(Work to complete): Seek out every line containing the word "service", and copy each.

(Material):
::::

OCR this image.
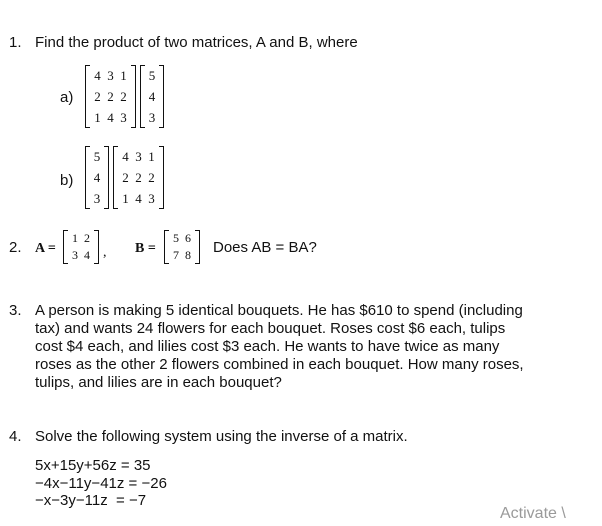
1. Find the product of two matrices, A and B, where
a)
4 3 1
2 2 2
1 4 3
5
4
3
b)
5
4
3
4 3 1
2 2 2
1 4 3
2. A =
1 2
3 4 , B =
5 6
7 8 Does AB = BA?
3. A person is making 5 identical bouquets. He has $610 to spend (including
tax) and wants 24 flowers for each bouquet. Roses cost $6 each, tulips
cost $4 each, and lilies cost $3 each. He wants to have twice as many
roses as the other 2 flowers combined in each bouquet. How many roses,
tulips, and lilies are in each bouquet?
4. Solve the following system using the inverse of a matrix.
5x+15y+56z = 35
−4x−11y−41z = −26
−x−3y−11z  = −7
Activate \
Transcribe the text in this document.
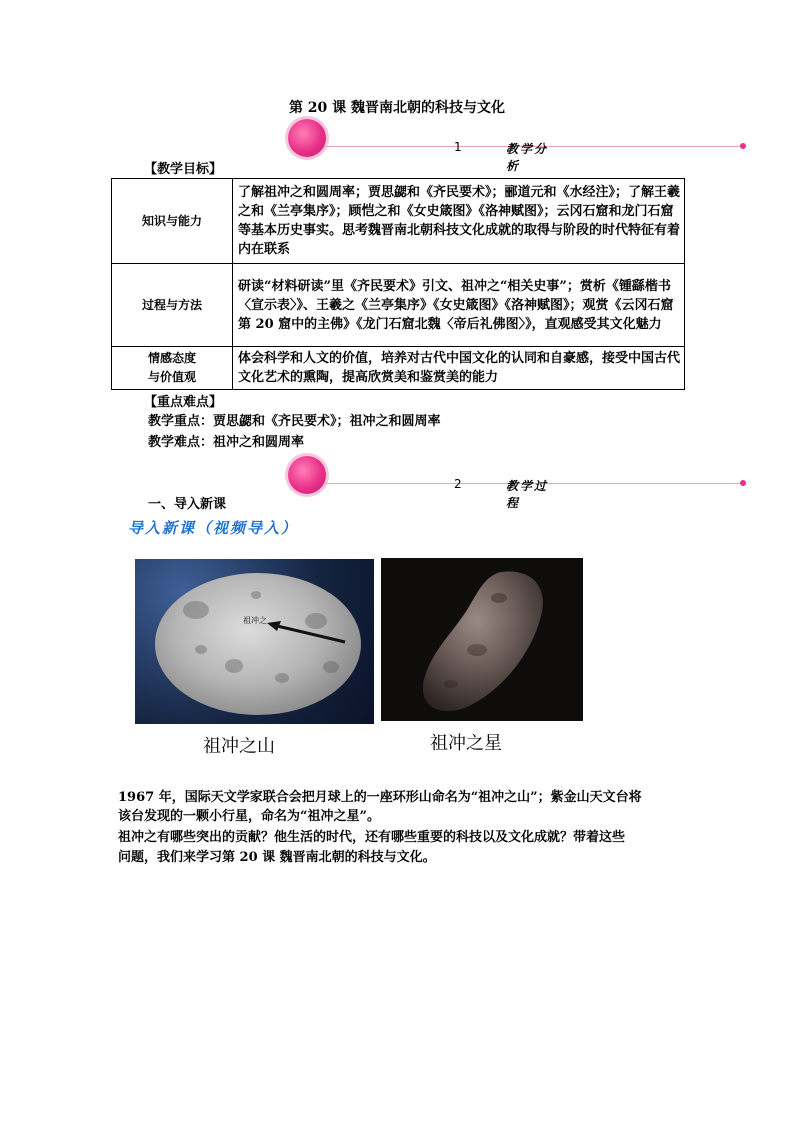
第 20 课 魏晋南北朝的科技与文化
1	教学分析
【教学目标】
知识与能力	了解祖冲之和圆周率；贾思勰和《齐民要术》；郦道元和《水经注》；了解王羲之和《兰亭集序》；顾恺之和《女史箴图》《洛神赋图》；云冈石窟和龙门石窟等基本历史事实。思考魏晋南北朝科技文化成就的取得与阶段的时代特征有着内在联系
过程与方法	研读“材料研读”里《齐民要术》引文、祖冲之“相关史事”；赏析《锺繇楷书〈宣示表〉》、王羲之《兰亭集序》《女史箴图》《洛神赋图》；观赏《云冈石窟第 20 窟中的主佛》《龙门石窟北魏〈帝后礼佛图〉》，直观感受其文化魅力

情感态度
与价值观	体会科学和人文的价值，培养对古代中国文化的认同和自豪感，接受中国古代文化艺术的熏陶，提高欣赏美和鉴赏美的能力
【重点难点】
教学重点：贾思勰和《齐民要术》；祖冲之和圆周率
教学难点：祖冲之和圆周率
2	教学过程
一、导入新课
导入新课（视频导入）
祖冲之
祖冲之山	祖冲之星
1967 年，国际天文学家联合会把月球上的一座环形山命名为“祖冲之山”；紫金山天文台将
该台发现的一颗小行星，命名为“祖冲之星”。
祖冲之有哪些突出的贡献？他生活的时代，还有哪些重要的科技以及文化成就？带着这些
问题，我们来学习第 20 课 魏晋南北朝的科技与文化。
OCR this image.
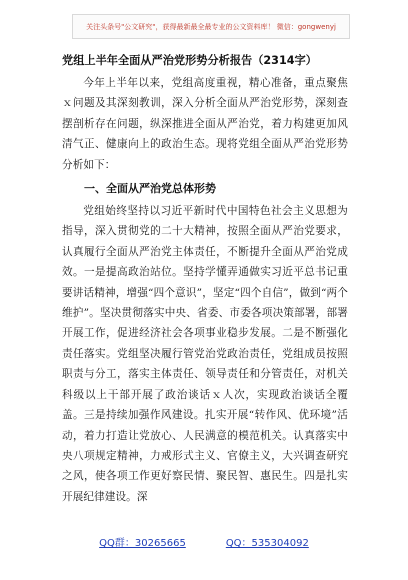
关注头条号"公文研究"，获得最新最全最专业的公文资料库！ 微信：gongwenyj
党组上半年全面从严治党形势分析报告（2314字）

今年上半年以来，党组高度重视，精心准备，重点聚焦ｘ问题及其深刻教训，深入分析全面从严治党形势，深刻查摆剖析存在问题，纵深推进全面从严治党，着力构建更加风清气正、健康向上的政治生态。现将党组全面从严治党形势分析如下：

一、全面从严治党总体形势

党组始终坚持以习近平新时代中国特色社会主义思想为指导，深入贯彻党的二十大精神，按照全面从严治党要求，认真履行全面从严治党主体责任，不断提升全面从严治党成效。一是提高政治站位。坚持学懂弄通做实习近平总书记重要讲话精神，增强“四个意识”，坚定“四个自信”，做到“两个维护”。坚决贯彻落实中央、省委、市委各项决策部署，部署开展工作，促进经济社会各项事业稳步发展。二是不断强化责任落实。党组坚决履行管党治党政治责任，党组成员按照职责与分工，落实主体责任、领导责任和分管责任，对机关科级以上干部开展了政治谈话ｘ人次，实现政治谈话全覆盖。三是持续加强作风建设。扎实开展“转作风、优环境”活动，着力打造让党放心、人民满意的模范机关。认真落实中央八项规定精神，力戒形式主义、官僚主义，大兴调查研究之风，使各项工作更好察民情、聚民智、惠民生。四是扎实开展纪律建设。深

QQ群：30265665	QQ：535304092
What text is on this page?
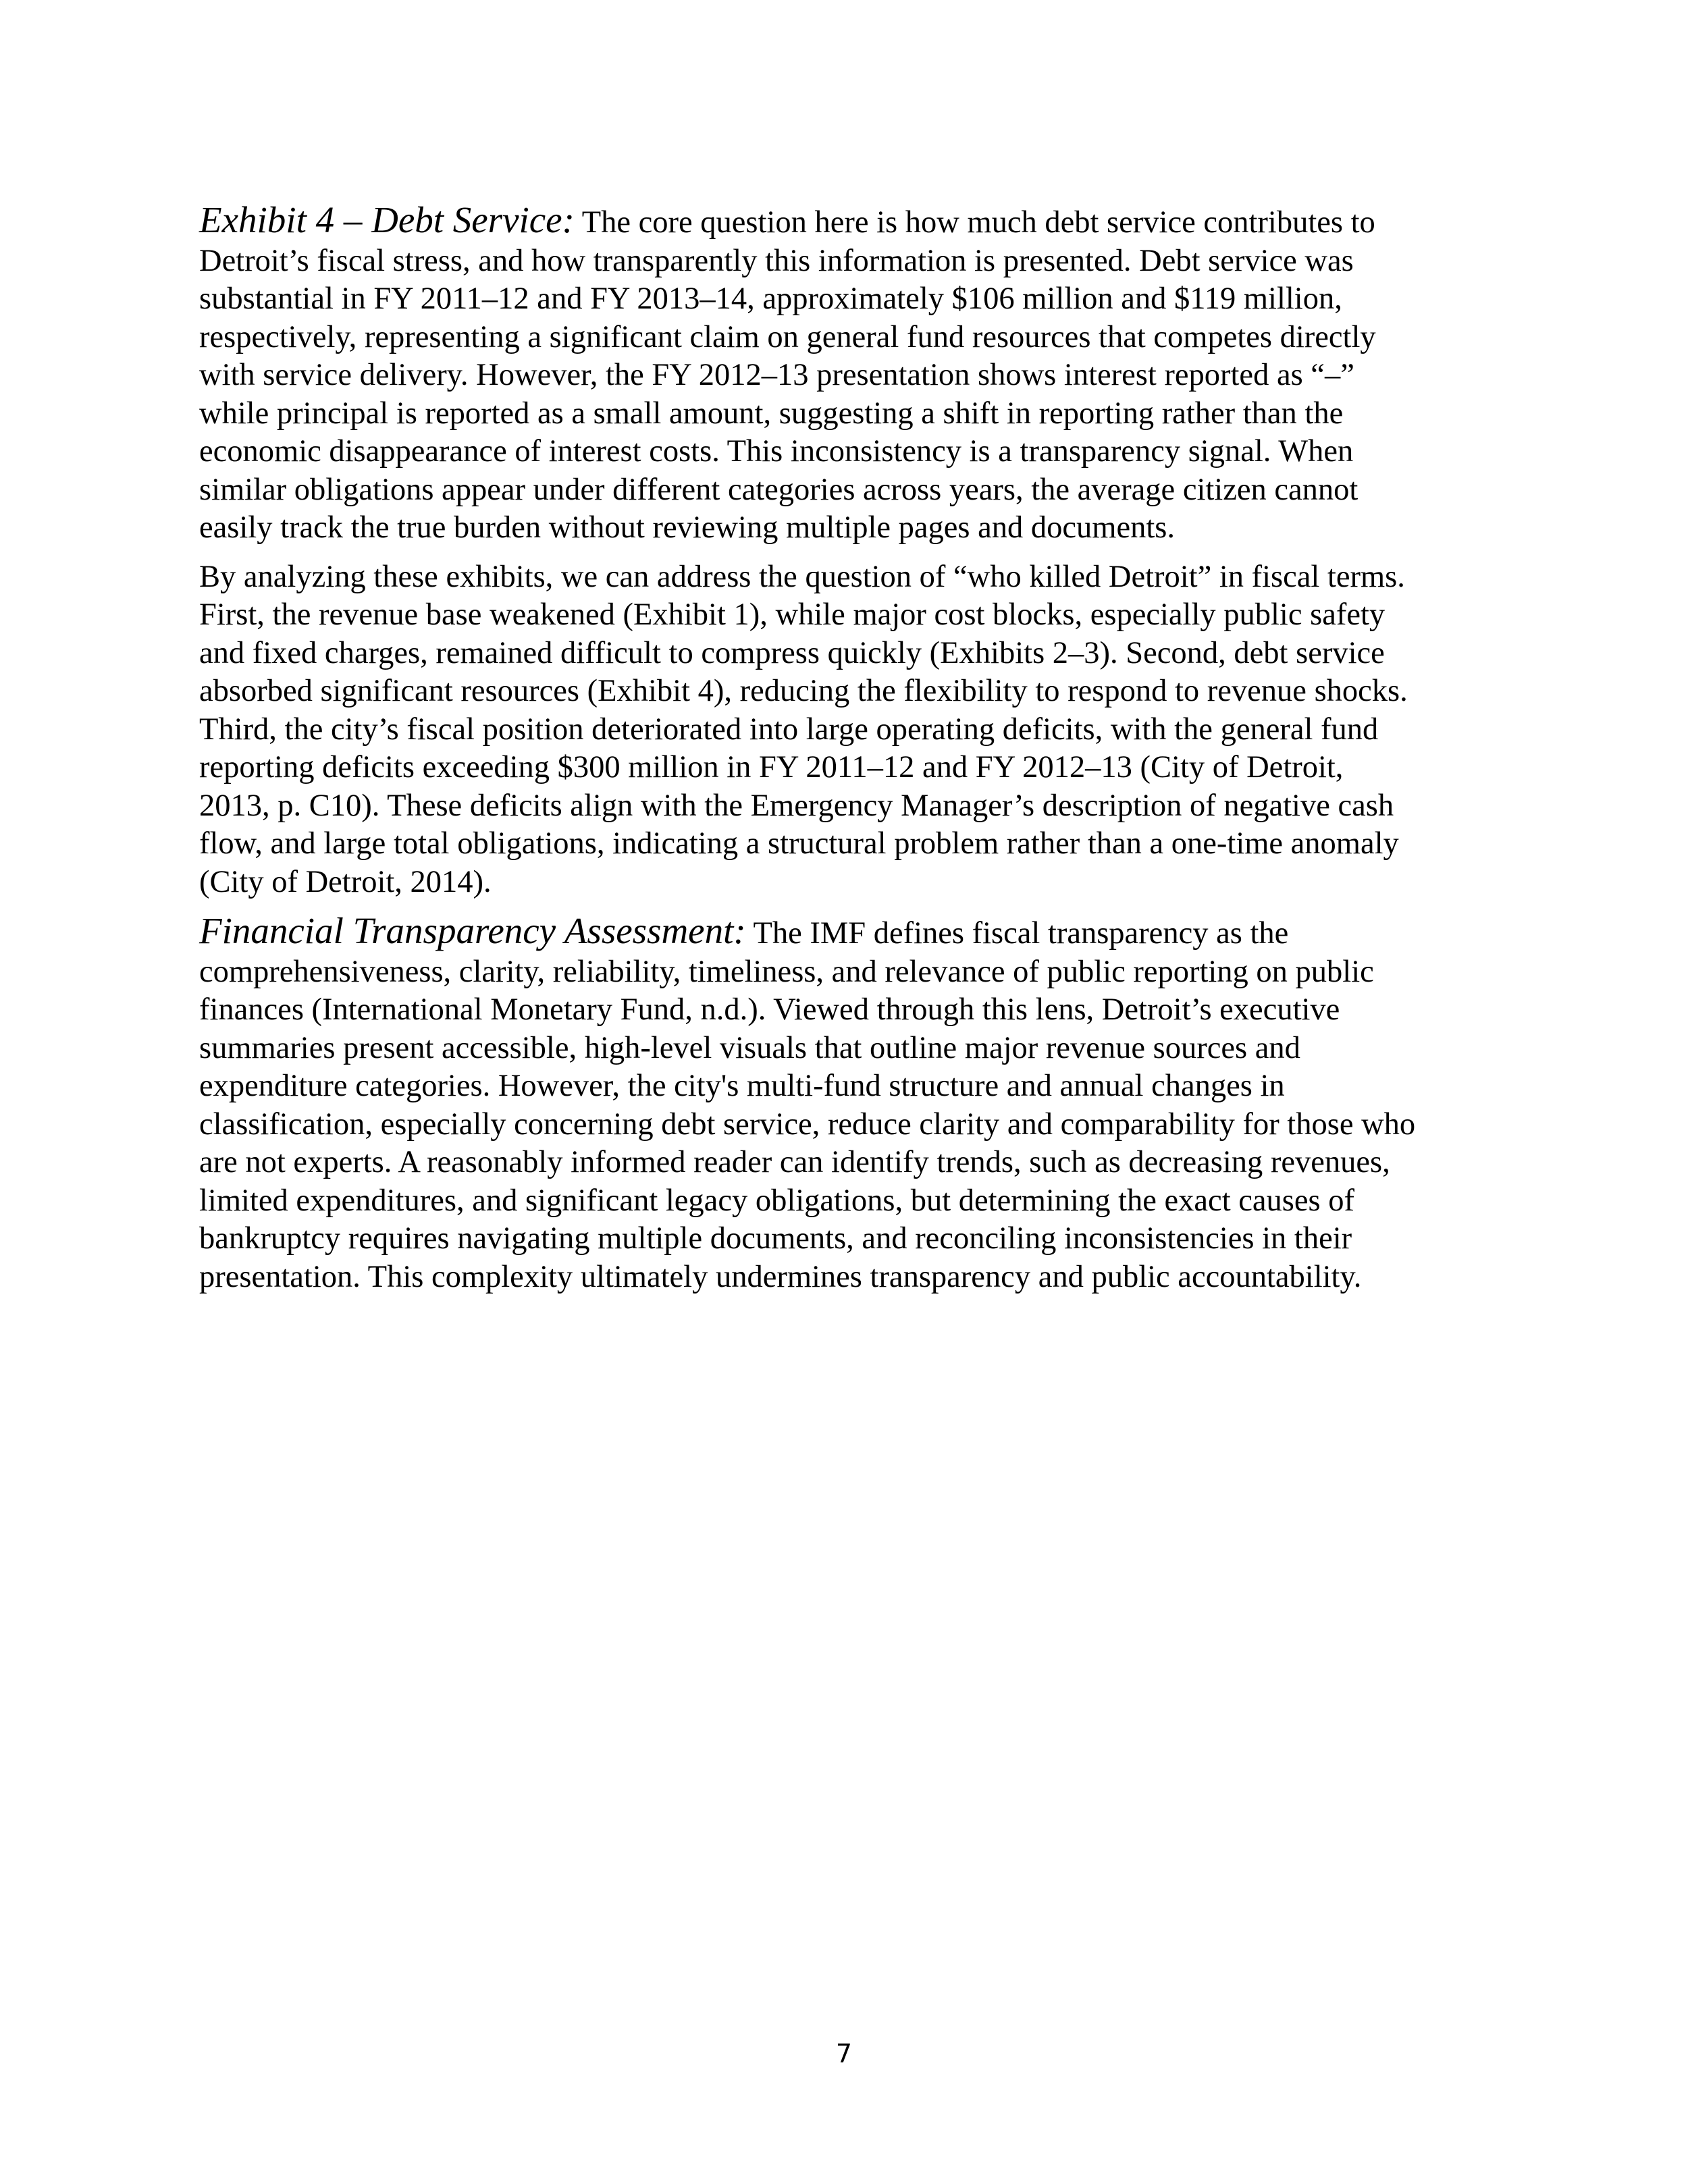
Exhibit 4 – Debt Service: The core question here is how much debt service contributes to
Detroit’s fiscal stress, and how transparently this information is presented. Debt service was
substantial in FY 2011–12 and FY 2013–14, approximately $106 million and $119 million,
respectively, representing a significant claim on general fund resources that competes directly
with service delivery. However, the FY 2012–13 presentation shows interest reported as “–”
while principal is reported as a small amount, suggesting a shift in reporting rather than the
economic disappearance of interest costs. This inconsistency is a transparency signal. When
similar obligations appear under different categories across years, the average citizen cannot
easily track the true burden without reviewing multiple pages and documents.

By analyzing these exhibits, we can address the question of “who killed Detroit” in fiscal terms.
First, the revenue base weakened (Exhibit 1), while major cost blocks, especially public safety
and fixed charges, remained difficult to compress quickly (Exhibits 2–3). Second, debt service
absorbed significant resources (Exhibit 4), reducing the flexibility to respond to revenue shocks.
Third, the city’s fiscal position deteriorated into large operating deficits, with the general fund
reporting deficits exceeding $300 million in FY 2011–12 and FY 2012–13 (City of Detroit,
2013, p. C10). These deficits align with the Emergency Manager’s description of negative cash
flow, and large total obligations, indicating a structural problem rather than a one-time anomaly
(City of Detroit, 2014).

Financial Transparency Assessment: The IMF defines fiscal transparency as the
comprehensiveness, clarity, reliability, timeliness, and relevance of public reporting on public
finances (International Monetary Fund, n.d.). Viewed through this lens, Detroit’s executive
summaries present accessible, high-level visuals that outline major revenue sources and
expenditure categories. However, the city's multi-fund structure and annual changes in
classification, especially concerning debt service, reduce clarity and comparability for those who
are not experts. A reasonably informed reader can identify trends, such as decreasing revenues,
limited expenditures, and significant legacy obligations, but determining the exact causes of
bankruptcy requires navigating multiple documents, and reconciling inconsistencies in their
presentation. This complexity ultimately undermines transparency and public accountability.

7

::::

(Result for this exercise):
Exhibit 4 – Debt Service: The core question here is how much debt service contributes to
Detroit’s fiscal stress, and how transparently this information is presented. Debt service was
with service delivery. However, the FY 2012–13 presentation shows interest reported as “–”
and fixed charges, remained difficult to compress quickly (Exhibits 2–3). Second, debt service
classification, especially concerning debt service, reduce clarity and comparability for those who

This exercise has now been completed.